Tarefa A:
De acordo com o texto sobre Felipe Melo e Abel, até quando o ex-jogador permaneceu no Palmeiras?
Tarefa B:
Prolongue o texto sobre Felipe Melo e Abel a partir do ponto em que ele termina.

Texto fornecido:
**********
A resposta de Felipe Melo ganhou peso porque ele esteve no elenco durante o início da era Abel. O ex-jogador permaneceu no Palmeiras até dezembro de 2021, enquanto o técnico chegou em novembro de 2020. Nesse período de convivência profissional, os dois participaram das conquistas da Libertadores de 2020 e de 2021, além da Copa do Brasil de 2020.
A relação entre os dois, portanto, foi construída justamente durante uma das fases mais importantes do clube. Felipe Melo foi capitão e uma das figuras de liderança do elenco em parte desse processo, enquanto Abel consolidou uma identidade competitiva que levou o Palmeiras a permanecer entre os principais times do país e do continente. A crítica do comentarista não negou esse legado; concentrou-se na necessidade de preservar a dimensão histórica do clube.
Na participação no SporTV, o ex-volante argumentou que o Palmeiras é maior do que qualquer profissional. A afirmação foi feita em resposta ao tom adotado por Abel após o tropeço no Rio de Janeiro e não representou, segundo o conteúdo publicado sobre o episódio, uma desconsideração pelo trabalho do treinador. Felipe Melo separou o reconhecimento individual da importância institucional do clube.
Empate no Rio muda a ponta do Brasileirão
O resultado contra o Botafogo teve consequência direta na tabela. O Palmeiras chegou aos 53 pontos e caiu para a segunda colocação. O Flamengo assumiu a liderança, com 54 pontos, depois de vencer o Remo no Mangueirão. O empate no Nilton Santos encerrou a 26ª rodada com o time paulista um ponto atrás do rival, em uma disputa que continua aberta.
**********
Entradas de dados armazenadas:

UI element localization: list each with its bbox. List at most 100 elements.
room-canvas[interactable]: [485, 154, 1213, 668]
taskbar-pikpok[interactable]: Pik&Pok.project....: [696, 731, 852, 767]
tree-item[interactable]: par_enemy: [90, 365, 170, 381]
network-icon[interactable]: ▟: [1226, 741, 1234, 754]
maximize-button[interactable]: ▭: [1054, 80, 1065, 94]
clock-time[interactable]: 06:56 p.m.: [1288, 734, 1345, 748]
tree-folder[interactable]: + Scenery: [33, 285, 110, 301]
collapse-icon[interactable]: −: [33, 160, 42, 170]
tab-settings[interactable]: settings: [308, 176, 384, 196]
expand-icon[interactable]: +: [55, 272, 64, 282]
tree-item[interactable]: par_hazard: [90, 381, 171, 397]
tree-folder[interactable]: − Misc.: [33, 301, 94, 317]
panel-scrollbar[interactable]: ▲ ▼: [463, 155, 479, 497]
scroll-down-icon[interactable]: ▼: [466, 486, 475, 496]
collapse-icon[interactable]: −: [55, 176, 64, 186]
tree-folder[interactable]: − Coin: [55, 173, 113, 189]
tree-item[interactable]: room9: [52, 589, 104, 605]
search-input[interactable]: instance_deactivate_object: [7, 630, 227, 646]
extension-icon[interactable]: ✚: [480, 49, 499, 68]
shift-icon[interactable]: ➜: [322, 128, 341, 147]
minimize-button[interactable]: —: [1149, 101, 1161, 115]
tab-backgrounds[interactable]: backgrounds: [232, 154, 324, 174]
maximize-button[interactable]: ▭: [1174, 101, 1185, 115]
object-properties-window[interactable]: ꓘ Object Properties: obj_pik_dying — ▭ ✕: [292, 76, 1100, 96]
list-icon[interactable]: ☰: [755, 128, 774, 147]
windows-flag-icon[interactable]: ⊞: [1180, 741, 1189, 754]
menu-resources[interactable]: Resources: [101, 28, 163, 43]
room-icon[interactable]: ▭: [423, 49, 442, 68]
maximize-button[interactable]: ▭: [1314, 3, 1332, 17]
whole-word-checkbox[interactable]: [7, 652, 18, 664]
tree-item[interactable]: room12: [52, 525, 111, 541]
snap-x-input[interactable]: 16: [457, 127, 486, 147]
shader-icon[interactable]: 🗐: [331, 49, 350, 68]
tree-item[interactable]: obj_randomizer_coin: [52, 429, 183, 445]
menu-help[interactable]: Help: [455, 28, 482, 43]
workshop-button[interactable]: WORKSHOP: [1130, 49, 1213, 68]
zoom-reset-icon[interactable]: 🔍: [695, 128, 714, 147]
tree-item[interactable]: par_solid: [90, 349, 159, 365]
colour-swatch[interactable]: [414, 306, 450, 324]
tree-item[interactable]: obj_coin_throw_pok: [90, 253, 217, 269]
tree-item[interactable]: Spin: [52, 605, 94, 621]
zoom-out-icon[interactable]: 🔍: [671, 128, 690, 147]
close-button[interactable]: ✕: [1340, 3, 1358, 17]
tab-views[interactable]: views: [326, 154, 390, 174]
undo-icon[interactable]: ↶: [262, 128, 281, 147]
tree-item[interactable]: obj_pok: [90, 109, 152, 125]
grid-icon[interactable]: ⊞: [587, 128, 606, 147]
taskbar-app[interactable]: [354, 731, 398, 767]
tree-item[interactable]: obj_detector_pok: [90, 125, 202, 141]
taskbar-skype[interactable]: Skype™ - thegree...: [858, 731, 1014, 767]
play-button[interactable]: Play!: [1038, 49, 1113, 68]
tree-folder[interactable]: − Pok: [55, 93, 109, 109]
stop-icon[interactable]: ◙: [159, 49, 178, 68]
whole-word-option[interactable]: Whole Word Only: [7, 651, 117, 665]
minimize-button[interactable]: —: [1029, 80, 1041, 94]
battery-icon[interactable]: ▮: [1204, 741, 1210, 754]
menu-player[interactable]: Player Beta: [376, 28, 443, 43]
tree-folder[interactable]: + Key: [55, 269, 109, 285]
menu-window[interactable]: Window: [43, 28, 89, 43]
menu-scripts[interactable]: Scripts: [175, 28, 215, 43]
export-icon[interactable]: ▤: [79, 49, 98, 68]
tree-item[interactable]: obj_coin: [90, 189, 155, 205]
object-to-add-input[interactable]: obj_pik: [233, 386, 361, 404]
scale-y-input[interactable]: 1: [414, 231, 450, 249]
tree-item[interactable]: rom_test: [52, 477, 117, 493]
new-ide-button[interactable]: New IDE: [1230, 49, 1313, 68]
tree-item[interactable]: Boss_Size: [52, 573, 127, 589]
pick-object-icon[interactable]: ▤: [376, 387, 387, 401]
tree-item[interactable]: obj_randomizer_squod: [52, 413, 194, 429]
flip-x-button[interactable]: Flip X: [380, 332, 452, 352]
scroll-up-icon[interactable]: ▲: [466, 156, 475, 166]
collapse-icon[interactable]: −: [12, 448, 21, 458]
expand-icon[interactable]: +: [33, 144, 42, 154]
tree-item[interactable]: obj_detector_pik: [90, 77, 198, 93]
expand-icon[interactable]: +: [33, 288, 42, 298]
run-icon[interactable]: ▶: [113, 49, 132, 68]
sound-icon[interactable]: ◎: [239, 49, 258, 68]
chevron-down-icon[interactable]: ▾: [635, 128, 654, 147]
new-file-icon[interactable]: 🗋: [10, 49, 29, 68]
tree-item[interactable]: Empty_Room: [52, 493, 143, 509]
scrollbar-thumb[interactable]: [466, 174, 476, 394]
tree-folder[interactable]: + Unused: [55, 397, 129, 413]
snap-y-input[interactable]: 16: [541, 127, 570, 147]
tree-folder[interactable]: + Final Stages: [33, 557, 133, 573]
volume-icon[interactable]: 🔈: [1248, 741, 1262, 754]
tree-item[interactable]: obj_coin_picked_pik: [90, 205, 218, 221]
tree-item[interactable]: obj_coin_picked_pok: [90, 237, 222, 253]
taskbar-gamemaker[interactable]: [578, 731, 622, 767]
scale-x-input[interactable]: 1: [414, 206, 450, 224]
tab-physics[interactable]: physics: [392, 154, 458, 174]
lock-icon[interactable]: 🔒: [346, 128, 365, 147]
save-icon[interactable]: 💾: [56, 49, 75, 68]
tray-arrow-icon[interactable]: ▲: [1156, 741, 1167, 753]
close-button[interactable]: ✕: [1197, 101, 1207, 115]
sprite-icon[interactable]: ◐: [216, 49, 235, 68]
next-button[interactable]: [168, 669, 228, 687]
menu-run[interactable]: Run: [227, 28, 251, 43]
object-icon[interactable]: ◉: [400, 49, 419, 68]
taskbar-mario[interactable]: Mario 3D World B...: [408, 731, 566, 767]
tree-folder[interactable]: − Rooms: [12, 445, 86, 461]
**********
Resposta redigida A:
Até dezembro de 2021.

Resposta redigida B:
A partida teve oportunidades para os dois lados, embora nenhum deles tenha conseguido marcar. No primeiro tempo, o Botafogo criou uma das melhores chances quando Villalba recebeu em condição favorável após passe de Montoro, mas finalizou para fora. O Palmeiras respondeu em tentativas de Andreas Pereira, Lucas Evangelista e Maurício, defendidas pelo goleiro Gabriel Batista.
O confronto também teve momentos de reclamação por decisões da arbitragem. Aos 24 minutos, Marçal derrubou Andreas Pereira próximo à entrada da área e recebeu cartão amarelo, lance que gerou protestos de Abel Ferreira e do banco palmeirense. A partida seguiu equilibrada até o intervalo, com o placar ainda zerado.
Na segunda etapa, o Palmeiras voltou a ameaçar com Maurício e Flaco López, mas encontrou novamente Gabriel Batista em destaque. O Botafogo tentou responder em contra-ataques e levou perigo em finalizações de média distância, incluindo uma tentativa de Cristian Medina. Na parte final, Alexander Barboza recebeu o segundo cartão amarelo e foi expulso. Mesmo com um jogador a mais, o Palmeiras não conseguiu transformar a pressão em gol.
Libertadores passa a ser a prioridade imediata
A perda da liderança ocorre antes de uma sequência decisiva para o Palmeiras. O próximo compromisso é contra a LDU, nesta quarta-feira (9), às 19h, no estádio conhecido como Nubank Parque, pelo jogo de ida das quartas de final da Libertadores. A equipe terá de dividir a atenção entre a tentativa de avançar no torneio continental e a recuperação da primeira colocação no Campeonato Brasileiro.
Depois do duelo com os equatorianos, o Palmeiras enfrenta o São Paulo no dia 12 de setembro, às 18h30, pelo Brasileirão. Na sequência, volta a encarar a LDU em 16 de setembro, às 19h, pela partida de volta das quartas de final, fora de casa. O calendário concentra três jogos de grande relevância em uma semana e meia.
É nesse ambiente de cobrança que a declaração de Abel e a resposta de Felipe Melo ganharam repercussão. O treinador buscou reforçar o valor do ciclo recente e pedir sustentação da torcida para a reta decisiva. O ex-jogador, por outro lado, lembrou que a competitividade do Palmeiras antecede a comissão técnica atual. A discussão surgiu depois de um empate sem gols, mas expôs duas formas de interpretar a mesma fase: a marca construída por Abel e a história que já existia antes dele.